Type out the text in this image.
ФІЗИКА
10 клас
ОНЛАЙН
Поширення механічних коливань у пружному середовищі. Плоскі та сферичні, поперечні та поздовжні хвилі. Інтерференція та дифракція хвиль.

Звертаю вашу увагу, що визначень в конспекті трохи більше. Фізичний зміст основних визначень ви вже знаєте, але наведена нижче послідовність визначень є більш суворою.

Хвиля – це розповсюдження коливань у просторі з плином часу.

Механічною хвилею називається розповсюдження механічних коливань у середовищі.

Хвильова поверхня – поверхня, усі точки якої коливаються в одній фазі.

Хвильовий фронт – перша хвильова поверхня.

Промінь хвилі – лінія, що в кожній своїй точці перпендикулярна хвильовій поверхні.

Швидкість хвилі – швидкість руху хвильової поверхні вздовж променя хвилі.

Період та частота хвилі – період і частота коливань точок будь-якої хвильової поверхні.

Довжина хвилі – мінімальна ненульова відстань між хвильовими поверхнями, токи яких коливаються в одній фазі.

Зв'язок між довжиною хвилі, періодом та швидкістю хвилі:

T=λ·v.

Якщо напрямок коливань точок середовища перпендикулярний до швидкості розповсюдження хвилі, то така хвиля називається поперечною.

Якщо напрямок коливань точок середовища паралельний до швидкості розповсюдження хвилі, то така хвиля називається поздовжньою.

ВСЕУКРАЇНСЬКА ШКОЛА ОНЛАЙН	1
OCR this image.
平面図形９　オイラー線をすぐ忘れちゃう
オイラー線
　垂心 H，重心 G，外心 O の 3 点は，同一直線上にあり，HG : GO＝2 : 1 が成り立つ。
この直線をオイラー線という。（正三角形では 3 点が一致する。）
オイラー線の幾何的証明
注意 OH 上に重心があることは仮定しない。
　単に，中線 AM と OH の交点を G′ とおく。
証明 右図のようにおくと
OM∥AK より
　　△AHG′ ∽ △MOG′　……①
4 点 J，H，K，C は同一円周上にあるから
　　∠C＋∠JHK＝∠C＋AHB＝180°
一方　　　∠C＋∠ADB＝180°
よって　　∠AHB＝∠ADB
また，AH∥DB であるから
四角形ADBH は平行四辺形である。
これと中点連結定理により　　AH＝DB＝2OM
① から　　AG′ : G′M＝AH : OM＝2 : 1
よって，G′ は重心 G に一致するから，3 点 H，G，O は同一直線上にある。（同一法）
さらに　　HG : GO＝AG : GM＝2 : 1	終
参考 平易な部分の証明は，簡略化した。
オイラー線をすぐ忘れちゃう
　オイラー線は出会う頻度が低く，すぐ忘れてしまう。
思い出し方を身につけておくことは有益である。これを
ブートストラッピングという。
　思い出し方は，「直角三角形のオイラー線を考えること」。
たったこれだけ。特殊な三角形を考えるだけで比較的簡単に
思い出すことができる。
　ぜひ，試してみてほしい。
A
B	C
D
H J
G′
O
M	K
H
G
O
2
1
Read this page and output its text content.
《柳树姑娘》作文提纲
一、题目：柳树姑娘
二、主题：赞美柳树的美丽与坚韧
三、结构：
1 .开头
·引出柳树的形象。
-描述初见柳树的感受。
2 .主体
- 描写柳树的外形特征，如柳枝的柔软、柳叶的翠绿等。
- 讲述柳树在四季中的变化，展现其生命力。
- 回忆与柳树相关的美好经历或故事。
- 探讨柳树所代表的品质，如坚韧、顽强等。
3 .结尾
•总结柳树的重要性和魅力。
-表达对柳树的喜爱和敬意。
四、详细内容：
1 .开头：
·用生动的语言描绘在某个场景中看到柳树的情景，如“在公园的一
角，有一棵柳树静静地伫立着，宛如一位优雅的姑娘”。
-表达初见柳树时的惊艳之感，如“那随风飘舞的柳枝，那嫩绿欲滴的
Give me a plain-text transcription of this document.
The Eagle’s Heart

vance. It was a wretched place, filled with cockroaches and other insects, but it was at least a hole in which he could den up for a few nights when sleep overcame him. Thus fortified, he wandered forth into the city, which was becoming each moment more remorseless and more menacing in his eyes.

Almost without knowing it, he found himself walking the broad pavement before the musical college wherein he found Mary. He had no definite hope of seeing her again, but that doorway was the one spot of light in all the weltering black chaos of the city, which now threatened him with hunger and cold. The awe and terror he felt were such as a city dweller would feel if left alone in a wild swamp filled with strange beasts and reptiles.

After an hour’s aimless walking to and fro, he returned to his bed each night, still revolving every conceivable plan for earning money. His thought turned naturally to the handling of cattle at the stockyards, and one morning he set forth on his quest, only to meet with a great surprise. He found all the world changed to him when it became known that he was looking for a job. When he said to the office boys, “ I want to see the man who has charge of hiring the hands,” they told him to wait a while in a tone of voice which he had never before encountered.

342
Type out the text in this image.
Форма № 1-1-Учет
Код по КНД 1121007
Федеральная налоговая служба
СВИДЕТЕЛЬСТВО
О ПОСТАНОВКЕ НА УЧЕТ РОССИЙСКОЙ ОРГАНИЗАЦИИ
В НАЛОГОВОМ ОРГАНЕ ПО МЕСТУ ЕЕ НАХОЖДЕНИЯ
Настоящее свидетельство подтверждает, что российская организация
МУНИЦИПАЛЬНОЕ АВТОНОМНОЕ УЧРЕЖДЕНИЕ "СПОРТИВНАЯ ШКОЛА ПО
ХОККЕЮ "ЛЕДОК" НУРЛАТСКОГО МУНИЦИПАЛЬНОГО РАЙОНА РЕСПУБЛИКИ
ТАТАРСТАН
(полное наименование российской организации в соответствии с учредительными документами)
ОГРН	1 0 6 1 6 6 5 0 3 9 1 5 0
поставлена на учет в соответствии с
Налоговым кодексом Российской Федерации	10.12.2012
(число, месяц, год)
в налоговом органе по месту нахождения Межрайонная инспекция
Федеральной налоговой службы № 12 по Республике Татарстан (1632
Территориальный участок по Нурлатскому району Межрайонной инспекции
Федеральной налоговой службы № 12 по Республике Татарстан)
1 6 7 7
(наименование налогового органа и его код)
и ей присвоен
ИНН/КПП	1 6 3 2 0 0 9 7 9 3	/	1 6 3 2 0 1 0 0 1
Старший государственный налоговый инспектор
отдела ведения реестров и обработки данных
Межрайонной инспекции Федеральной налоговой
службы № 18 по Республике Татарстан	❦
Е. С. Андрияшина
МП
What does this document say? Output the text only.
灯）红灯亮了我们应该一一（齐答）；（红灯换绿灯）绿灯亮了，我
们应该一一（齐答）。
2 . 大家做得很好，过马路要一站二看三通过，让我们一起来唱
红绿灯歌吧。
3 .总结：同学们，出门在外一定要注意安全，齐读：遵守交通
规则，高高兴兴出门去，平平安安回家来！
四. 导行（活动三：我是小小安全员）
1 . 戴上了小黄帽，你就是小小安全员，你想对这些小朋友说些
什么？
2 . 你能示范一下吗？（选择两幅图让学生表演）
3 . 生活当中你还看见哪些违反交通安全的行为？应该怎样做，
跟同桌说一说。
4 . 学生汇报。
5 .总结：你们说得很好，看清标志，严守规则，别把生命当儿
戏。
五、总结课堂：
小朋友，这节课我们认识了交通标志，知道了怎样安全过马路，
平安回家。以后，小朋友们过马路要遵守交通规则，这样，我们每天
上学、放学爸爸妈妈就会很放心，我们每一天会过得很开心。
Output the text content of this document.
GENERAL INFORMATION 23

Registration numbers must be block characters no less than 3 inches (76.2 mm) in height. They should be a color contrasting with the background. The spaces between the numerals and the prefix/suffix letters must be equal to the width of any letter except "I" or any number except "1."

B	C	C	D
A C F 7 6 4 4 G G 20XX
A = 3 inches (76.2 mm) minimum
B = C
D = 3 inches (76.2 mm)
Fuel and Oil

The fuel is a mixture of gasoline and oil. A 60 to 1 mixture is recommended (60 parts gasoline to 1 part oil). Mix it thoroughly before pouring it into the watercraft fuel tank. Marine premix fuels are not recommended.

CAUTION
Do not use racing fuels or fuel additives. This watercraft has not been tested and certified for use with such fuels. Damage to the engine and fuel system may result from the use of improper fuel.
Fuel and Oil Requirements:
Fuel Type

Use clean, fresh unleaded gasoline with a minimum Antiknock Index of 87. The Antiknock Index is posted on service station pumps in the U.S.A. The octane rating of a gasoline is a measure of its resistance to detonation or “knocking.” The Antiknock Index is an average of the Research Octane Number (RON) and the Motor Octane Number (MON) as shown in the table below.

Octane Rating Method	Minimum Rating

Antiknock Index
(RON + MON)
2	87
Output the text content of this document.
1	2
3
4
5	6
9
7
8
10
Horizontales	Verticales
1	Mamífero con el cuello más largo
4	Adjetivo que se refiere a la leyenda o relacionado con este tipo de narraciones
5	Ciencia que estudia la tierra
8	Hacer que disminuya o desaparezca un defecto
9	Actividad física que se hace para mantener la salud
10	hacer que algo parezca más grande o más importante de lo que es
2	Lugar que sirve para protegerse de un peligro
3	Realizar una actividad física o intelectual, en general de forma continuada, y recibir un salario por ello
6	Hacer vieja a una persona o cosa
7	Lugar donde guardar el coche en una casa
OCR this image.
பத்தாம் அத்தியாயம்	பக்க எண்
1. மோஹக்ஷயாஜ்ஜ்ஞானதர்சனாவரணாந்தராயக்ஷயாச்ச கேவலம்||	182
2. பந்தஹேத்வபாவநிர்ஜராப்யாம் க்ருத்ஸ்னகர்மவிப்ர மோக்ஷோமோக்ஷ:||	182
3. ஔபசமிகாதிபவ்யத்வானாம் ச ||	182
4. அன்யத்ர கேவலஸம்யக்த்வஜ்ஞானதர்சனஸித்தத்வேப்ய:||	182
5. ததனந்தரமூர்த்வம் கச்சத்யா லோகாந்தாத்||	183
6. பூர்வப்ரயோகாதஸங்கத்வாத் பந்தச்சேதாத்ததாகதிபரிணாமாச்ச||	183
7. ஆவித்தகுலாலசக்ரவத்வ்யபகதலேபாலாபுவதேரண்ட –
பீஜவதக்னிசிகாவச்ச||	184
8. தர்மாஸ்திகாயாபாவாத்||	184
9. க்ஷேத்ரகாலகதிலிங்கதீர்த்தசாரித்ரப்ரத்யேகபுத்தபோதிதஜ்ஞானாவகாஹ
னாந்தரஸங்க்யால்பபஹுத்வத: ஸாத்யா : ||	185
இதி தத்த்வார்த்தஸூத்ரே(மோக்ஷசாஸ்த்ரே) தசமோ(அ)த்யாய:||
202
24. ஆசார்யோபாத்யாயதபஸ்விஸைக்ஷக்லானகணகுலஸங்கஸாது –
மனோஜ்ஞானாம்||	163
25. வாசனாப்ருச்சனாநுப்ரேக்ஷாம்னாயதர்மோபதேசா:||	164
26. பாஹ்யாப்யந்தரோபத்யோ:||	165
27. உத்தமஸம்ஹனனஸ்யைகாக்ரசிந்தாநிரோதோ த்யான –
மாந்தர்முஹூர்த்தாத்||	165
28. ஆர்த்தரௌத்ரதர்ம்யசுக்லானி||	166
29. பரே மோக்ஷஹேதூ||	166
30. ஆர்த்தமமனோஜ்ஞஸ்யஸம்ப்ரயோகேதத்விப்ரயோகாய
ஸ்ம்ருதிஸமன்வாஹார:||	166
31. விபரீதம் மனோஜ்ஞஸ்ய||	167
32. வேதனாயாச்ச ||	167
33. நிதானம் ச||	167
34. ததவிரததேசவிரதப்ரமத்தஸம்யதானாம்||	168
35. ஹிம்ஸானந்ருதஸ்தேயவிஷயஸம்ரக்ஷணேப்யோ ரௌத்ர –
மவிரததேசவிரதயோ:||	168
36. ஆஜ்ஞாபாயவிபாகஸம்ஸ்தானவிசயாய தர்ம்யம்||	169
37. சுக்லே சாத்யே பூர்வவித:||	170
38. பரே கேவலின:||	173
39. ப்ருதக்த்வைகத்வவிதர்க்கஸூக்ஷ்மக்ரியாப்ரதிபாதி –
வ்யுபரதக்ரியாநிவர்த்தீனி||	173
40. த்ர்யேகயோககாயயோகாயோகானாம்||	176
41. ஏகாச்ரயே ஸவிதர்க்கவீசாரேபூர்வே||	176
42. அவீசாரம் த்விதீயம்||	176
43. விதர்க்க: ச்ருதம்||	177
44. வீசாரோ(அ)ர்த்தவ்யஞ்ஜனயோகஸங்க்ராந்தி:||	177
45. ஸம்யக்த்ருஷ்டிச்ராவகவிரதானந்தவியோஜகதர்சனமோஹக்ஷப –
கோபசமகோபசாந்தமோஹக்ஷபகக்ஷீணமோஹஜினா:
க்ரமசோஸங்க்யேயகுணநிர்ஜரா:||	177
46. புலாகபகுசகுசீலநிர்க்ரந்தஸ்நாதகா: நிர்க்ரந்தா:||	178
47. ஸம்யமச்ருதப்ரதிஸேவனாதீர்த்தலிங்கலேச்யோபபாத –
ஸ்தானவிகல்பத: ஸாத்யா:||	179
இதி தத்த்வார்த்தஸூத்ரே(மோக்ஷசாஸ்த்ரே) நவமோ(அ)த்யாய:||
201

*Task instructions*
Tell how many lines above contain the word "Межрайонной". Give the number alone.

*Complete response*
2